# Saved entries
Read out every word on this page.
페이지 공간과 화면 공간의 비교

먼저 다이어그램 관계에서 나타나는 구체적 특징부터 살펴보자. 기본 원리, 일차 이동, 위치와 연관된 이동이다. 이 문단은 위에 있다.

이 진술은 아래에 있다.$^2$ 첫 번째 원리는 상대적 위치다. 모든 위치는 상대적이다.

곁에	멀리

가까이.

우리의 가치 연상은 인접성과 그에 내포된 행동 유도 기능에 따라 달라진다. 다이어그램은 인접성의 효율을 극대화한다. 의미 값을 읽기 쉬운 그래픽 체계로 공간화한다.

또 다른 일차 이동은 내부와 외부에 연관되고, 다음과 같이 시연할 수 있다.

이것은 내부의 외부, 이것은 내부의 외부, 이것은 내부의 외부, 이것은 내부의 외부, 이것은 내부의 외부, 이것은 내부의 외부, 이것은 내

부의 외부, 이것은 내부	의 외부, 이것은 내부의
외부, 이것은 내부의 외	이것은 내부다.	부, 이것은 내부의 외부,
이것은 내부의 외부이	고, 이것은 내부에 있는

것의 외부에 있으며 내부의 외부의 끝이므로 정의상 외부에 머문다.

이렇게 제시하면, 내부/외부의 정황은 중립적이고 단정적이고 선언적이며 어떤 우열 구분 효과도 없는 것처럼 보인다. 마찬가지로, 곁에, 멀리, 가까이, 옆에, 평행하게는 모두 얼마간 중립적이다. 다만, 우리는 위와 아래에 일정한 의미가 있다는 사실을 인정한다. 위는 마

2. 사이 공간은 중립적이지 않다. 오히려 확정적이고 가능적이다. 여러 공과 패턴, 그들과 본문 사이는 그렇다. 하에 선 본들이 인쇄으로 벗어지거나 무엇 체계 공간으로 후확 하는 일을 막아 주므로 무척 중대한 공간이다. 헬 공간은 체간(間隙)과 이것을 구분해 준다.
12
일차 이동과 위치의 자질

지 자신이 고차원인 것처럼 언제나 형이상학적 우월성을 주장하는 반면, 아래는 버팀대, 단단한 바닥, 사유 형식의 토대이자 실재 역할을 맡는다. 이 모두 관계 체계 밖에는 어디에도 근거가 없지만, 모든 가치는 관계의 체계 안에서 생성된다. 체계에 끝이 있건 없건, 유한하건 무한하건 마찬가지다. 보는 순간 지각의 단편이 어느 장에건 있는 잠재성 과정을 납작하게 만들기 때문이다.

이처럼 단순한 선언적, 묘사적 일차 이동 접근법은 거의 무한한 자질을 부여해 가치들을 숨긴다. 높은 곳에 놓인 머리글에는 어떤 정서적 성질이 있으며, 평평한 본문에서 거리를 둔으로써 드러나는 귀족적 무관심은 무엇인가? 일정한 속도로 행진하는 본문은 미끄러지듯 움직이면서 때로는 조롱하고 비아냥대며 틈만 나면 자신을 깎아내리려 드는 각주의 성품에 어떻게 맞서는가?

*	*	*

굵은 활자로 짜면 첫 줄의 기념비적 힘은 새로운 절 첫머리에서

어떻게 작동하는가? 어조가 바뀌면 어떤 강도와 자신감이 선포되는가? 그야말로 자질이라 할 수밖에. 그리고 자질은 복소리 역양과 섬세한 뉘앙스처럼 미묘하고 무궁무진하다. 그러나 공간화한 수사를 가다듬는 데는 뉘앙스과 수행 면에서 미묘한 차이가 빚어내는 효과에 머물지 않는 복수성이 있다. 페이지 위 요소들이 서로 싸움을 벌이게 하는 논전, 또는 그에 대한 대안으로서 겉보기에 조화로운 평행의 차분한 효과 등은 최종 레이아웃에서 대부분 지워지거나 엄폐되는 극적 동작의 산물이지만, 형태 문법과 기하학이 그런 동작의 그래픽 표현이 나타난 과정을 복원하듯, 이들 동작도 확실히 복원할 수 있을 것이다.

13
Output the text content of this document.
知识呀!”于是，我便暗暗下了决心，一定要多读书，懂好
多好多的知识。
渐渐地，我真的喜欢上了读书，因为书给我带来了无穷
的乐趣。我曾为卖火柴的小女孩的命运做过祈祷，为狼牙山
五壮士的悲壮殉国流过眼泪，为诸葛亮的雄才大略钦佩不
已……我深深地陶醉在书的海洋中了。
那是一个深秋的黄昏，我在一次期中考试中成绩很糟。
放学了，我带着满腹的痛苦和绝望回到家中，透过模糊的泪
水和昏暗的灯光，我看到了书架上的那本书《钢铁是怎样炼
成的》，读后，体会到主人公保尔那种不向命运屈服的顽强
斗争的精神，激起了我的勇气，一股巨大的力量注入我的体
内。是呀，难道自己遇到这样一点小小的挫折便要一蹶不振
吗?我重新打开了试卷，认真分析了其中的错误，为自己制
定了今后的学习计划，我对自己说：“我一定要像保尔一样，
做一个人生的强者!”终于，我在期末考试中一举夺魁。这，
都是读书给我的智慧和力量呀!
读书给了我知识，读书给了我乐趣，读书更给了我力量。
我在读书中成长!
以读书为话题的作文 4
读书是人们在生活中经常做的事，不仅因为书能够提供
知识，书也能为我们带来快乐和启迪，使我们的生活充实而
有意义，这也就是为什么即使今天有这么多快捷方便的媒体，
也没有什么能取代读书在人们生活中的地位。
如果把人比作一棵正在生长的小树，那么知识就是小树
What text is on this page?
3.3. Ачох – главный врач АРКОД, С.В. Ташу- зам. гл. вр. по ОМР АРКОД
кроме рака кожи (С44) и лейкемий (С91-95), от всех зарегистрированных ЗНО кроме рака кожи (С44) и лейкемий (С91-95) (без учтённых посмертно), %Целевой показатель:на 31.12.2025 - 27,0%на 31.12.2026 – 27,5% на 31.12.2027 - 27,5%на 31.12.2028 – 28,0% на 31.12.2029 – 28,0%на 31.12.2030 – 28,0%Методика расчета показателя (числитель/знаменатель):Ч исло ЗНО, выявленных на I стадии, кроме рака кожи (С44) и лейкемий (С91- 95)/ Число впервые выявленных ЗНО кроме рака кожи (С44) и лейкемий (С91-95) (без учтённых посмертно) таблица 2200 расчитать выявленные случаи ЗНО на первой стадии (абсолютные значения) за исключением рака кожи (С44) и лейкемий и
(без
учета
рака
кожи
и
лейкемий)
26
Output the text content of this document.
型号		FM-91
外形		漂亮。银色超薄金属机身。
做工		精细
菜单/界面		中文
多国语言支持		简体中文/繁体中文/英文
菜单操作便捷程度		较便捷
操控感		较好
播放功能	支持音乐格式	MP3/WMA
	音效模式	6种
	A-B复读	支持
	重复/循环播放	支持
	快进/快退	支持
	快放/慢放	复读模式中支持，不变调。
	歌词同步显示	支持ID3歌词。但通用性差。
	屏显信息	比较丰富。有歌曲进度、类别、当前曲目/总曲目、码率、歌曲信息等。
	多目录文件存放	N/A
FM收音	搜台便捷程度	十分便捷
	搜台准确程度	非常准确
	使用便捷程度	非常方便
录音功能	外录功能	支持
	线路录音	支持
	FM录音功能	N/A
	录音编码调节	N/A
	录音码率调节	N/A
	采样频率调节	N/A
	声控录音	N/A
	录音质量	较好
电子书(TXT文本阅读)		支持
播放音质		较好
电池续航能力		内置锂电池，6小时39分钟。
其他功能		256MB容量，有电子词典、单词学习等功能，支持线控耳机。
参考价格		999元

# What is required
Every entry should be output exactly as written, please.

# Solution for this task
Read out every word on this page.
페이지 공간과 화면 공간의 비교

먼저 다이어그램 관계에서 나타나는 구체적 특징부터 살펴보자. 기본 원리, 일차 이동, 위치와 연관된 이동이다. 이 문단은 위에 있다.

이 진술은 아래에 있다.$^2$ 첫 번째 원리는 상대적 위치다. 모든 위치는 상대적이다.

곁에	멀리

가까이.

우리의 가치 연상은 인접성과 그에 내포된 행동 유도 기능에 따라 달라진다. 다이어그램은 인접성의 효율을 극대화한다. 의미 값을 읽기 쉬운 그래픽 체계로 공간화한다.

또 다른 일차 이동은 내부와 외부에 연관되고, 다음과 같이 시연할 수 있다.

이것은 내부의 외부, 이것은 내부의 외부, 이것은 내부의 외부, 이것은 내부의 외부, 이것은 내부의 외부, 이것은 내부의 외부, 이것은 내

부의 외부, 이것은 내부	의 외부, 이것은 내부의
외부, 이것은 내부의 외	이것은 내부다.	부, 이것은 내부의 외부,
이것은 내부의 외부이	고, 이것은 내부에 있는

것의 외부에 있으며 내부의 외부의 끝이므로 정의상 외부에 머문다.

이렇게 제시하면, 내부/외부의 정황은 중립적이고 단정적이고 선언적이며 어떤 우열 구분 효과도 없는 것처럼 보인다. 마찬가지로, 곁에, 멀리, 가까이, 옆에, 평행하게는 모두 얼마간 중립적이다. 다만, 우리는 위와 아래에 일정한 의미가 있다는 사실을 인정한다. 위는 마

2. 사이 공간은 중립적이지 않다. 오히려 확정적이고 가능적이다. 여러 공과 패턴, 그들과 본문 사이는 그렇다. 하에 선 본들이 인쇄으로 벗어지거나 무엇 체계 공간으로 후확 하는 일을 막아 주므로 무척 중대한 공간이다. 헬 공간은 체간(間隙)과 이것을 구분해 준다.
12
일차 이동과 위치의 자질

지 자신이 고차원인 것처럼 언제나 형이상학적 우월성을 주장하는 반면, 아래는 버팀대, 단단한 바닥, 사유 형식의 토대이자 실재 역할을 맡는다. 이 모두 관계 체계 밖에는 어디에도 근거가 없지만, 모든 가치는 관계의 체계 안에서 생성된다. 체계에 끝이 있건 없건, 유한하건 무한하건 마찬가지다. 보는 순간 지각의 단편이 어느 장에건 있는 잠재성 과정을 납작하게 만들기 때문이다.

이처럼 단순한 선언적, 묘사적 일차 이동 접근법은 거의 무한한 자질을 부여해 가치들을 숨긴다. 높은 곳에 놓인 머리글에는 어떤 정서적 성질이 있으며, 평평한 본문에서 거리를 둔으로써 드러나는 귀족적 무관심은 무엇인가? 일정한 속도로 행진하는 본문은 미끄러지듯 움직이면서 때로는 조롱하고 비아냥대며 틈만 나면 자신을 깎아내리려 드는 각주의 성품에 어떻게 맞서는가?

*	*	*

굵은 활자로 짜면 첫 줄의 기념비적 힘은 새로운 절 첫머리에서

어떻게 작동하는가? 어조가 바뀌면 어떤 강도와 자신감이 선포되는가? 그야말로 자질이라 할 수밖에. 그리고 자질은 복소리 역양과 섬세한 뉘앙스처럼 미묘하고 무궁무진하다. 그러나 공간화한 수사를 가다듬는 데는 뉘앙스과 수행 면에서 미묘한 차이가 빚어내는 효과에 머물지 않는 복수성이 있다. 페이지 위 요소들이 서로 싸움을 벌이게 하는 논전, 또는 그에 대한 대안으로서 겉보기에 조화로운 평행의 차분한 효과 등은 최종 레이아웃에서 대부분 지워지거나 엄폐되는 극적 동작의 산물이지만, 형태 문법과 기하학이 그런 동작의 그래픽 표현이 나타난 과정을 복원하듯, 이들 동작도 확실히 복원할 수 있을 것이다.

13
Output the text content of this document.
知识呀!”于是，我便暗暗下了决心，一定要多读书，懂好
多好多的知识。
渐渐地，我真的喜欢上了读书，因为书给我带来了无穷
的乐趣。我曾为卖火柴的小女孩的命运做过祈祷，为狼牙山
五壮士的悲壮殉国流过眼泪，为诸葛亮的雄才大略钦佩不
已……我深深地陶醉在书的海洋中了。
那是一个深秋的黄昏，我在一次期中考试中成绩很糟。
放学了，我带着满腹的痛苦和绝望回到家中，透过模糊的泪
水和昏暗的灯光，我看到了书架上的那本书《钢铁是怎样炼
成的》，读后，体会到主人公保尔那种不向命运屈服的顽强
斗争的精神，激起了我的勇气，一股巨大的力量注入我的体
内。是呀，难道自己遇到这样一点小小的挫折便要一蹶不振
吗?我重新打开了试卷，认真分析了其中的错误，为自己制
定了今后的学习计划，我对自己说：“我一定要像保尔一样，
做一个人生的强者!”终于，我在期末考试中一举夺魁。这，
都是读书给我的智慧和力量呀!
读书给了我知识，读书给了我乐趣，读书更给了我力量。
我在读书中成长!
以读书为话题的作文 4
读书是人们在生活中经常做的事，不仅因为书能够提供
知识，书也能为我们带来快乐和启迪，使我们的生活充实而
有意义，这也就是为什么即使今天有这么多快捷方便的媒体，
也没有什么能取代读书在人们生活中的地位。
如果把人比作一棵正在生长的小树，那么知识就是小树
What text is on this page?
3.3. Ачох – главный врач АРКОД, С.В. Ташу- зам. гл. вр. по ОМР АРКОД
кроме рака кожи (С44) и лейкемий (С91-95), от всех зарегистрированных ЗНО кроме рака кожи (С44) и лейкемий (С91-95) (без учтённых посмертно), %Целевой показатель:на 31.12.2025 - 27,0%на 31.12.2026 – 27,5% на 31.12.2027 - 27,5%на 31.12.2028 – 28,0% на 31.12.2029 – 28,0%на 31.12.2030 – 28,0%Методика расчета показателя (числитель/знаменатель):Ч исло ЗНО, выявленных на I стадии, кроме рака кожи (С44) и лейкемий (С91- 95)/ Число впервые выявленных ЗНО кроме рака кожи (С44) и лейкемий (С91-95) (без учтённых посмертно) таблица 2200 расчитать выявленные случаи ЗНО на первой стадии (абсолютные значения) за исключением рака кожи (С44) и лейкемий и
(без
учета
рака
кожи
и
лейкемий)
26
Output the text content of this document.
型号		FM-91
外形		漂亮。银色超薄金属机身。
做工		精细
菜单/界面		中文
多国语言支持		简体中文/繁体中文/英文
菜单操作便捷程度		较便捷
操控感		较好
播放功能	支持音乐格式	MP3/WMA
	音效模式	6种
	A-B复读	支持
	重复/循环播放	支持
	快进/快退	支持
	快放/慢放	复读模式中支持，不变调。
	歌词同步显示	支持ID3歌词。但通用性差。
	屏显信息	比较丰富。有歌曲进度、类别、当前曲目/总曲目、码率、歌曲信息等。
	多目录文件存放	N/A
FM收音	搜台便捷程度	十分便捷
	搜台准确程度	非常准确
	使用便捷程度	非常方便
录音功能	外录功能	支持
	线路录音	支持
	FM录音功能	N/A
	录音编码调节	N/A
	录音码率调节	N/A
	采样频率调节	N/A
	声控录音	N/A
	录音质量	较好
电子书(TXT文本阅读)		支持
播放音质		较好
电池续航能力		内置锂电池，6小时39分钟。
其他功能		256MB容量，有电子词典、单词学习等功能，支持线控耳机。
参考价格		999元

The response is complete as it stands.